-- START OF RECORDS FOR THIS EXERCISE --

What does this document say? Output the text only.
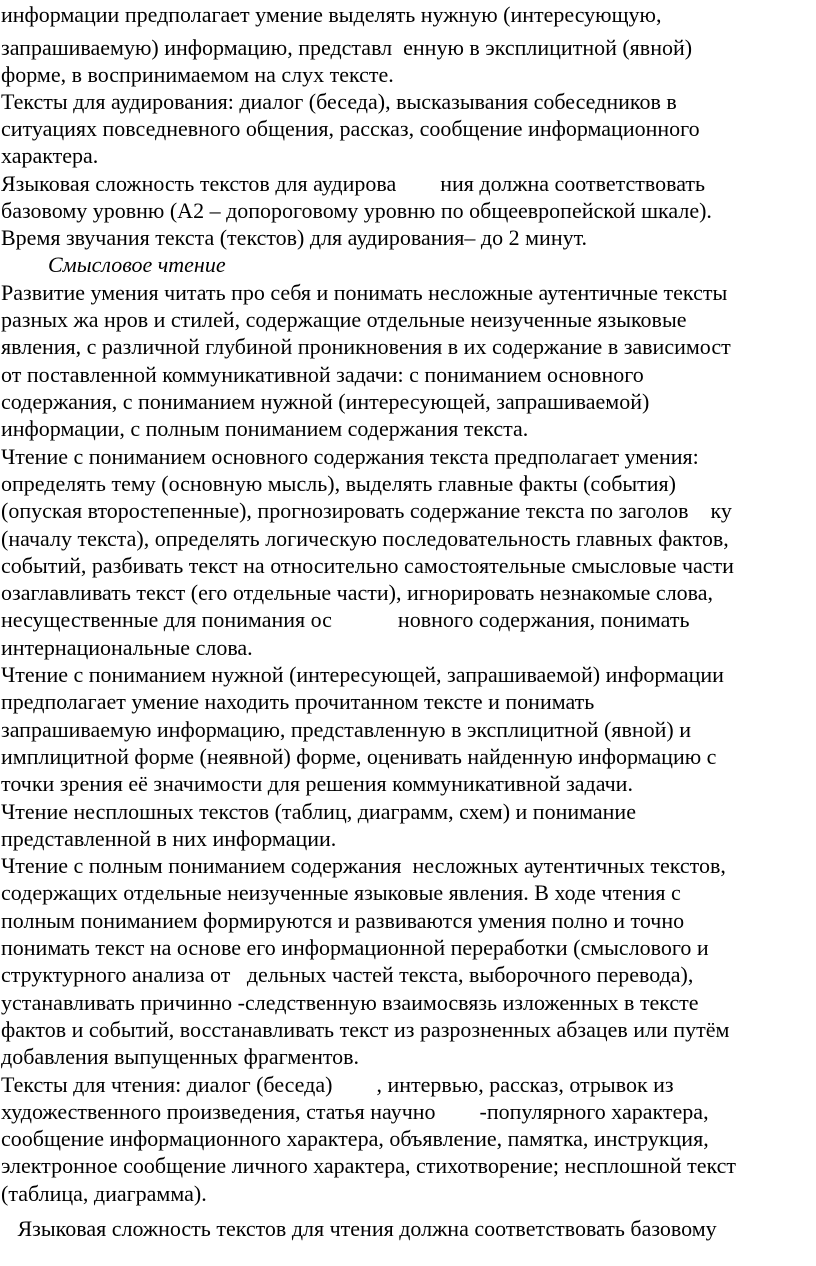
информации предполагает умение выделять нужную (интересующую,
запрашиваемую) информацию, представл  енную в эксплицитной (явной)
форме, в воспринимаемом на слух тексте.
Тексты для аудирования: диалог (беседа), высказывания собеседников в
ситуациях повседневного общения, рассказ, сообщение информационного
характера.
Языковая сложность текстов для аудирова        ния должна соответствовать
базовому уровню (А2 – допороговому уровню по общеевропейской шкале).
Время звучания текста (текстов) для аудирования– до 2 минут.
Смысловое чтение
Развитие умения читать про себя и понимать несложные аутентичные тексты
разных жа нров и стилей, содержащие отдельные неизученные языковые
явления, с различной глубиной проникновения в их содержание в зависимост
от поставленной коммуникативной задачи: с пониманием основного
содержания, с пониманием нужной (интересующей, запрашиваемой)
информации, с полным пониманием содержания текста.
Чтение с пониманием основного содержания текста предполагает умения:
определять тему (основную мысль), выделять главные факты (события)
(опуская второстепенные), прогнозировать содержание текста по заголов    ку
(началу текста), определять логическую последовательность главных фактов,
событий, разбивать текст на относительно самостоятельные смысловые части
озаглавливать текст (его отдельные части), игнорировать незнакомые слова,
несущественные для понимания ос            новного содержания, понимать
интернациональные слова.
Чтение с пониманием нужной (интересующей, запрашиваемой) информации
предполагает умение находить прочитанном тексте и понимать
запрашиваемую информацию, представленную в эксплицитной (явной) и
имплицитной форме (неявной) форме, оценивать найденную информацию с
точки зрения её значимости для решения коммуникативной задачи.
Чтение несплошных текстов (таблиц, диаграмм, схем) и понимание
представленной в них информации.
Чтение с полным пониманием содержания  несложных аутентичных текстов,
содержащих отдельные неизученные языковые явления. В ходе чтения с
полным пониманием формируются и развиваются умения полно и точно
понимать текст на основе его информационной переработки (смыслового и
структурного анализа от   дельных частей текста, выборочного перевода),
устанавливать причинно -следственную взаимосвязь изложенных в тексте
фактов и событий, восстанавливать текст из разрозненных абзацев или путём
добавления выпущенных фрагментов.
Тексты для чтения: диалог (беседа)        , интервью, рассказ, отрывок из
художественного произведения, статья научно        -популярного характера,
сообщение информационного характера, объявление, памятка, инструкция,
электронное сообщение личного характера, стихотворение; несплошной текст
(таблица, диаграмма).
Языковая сложность текстов для чтения должна соответствовать базовому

-- END OF RECORDS FOR THIS EXERCISE --

▸ YOUR INSTRUCTIONS
Lines of the material that contain the word "должна" are to be gathered.

▸ CORRECT RESPONSE
Языковая сложность текстов для аудирова        ния должна соответствовать
Языковая сложность текстов для чтения должна соответствовать базовому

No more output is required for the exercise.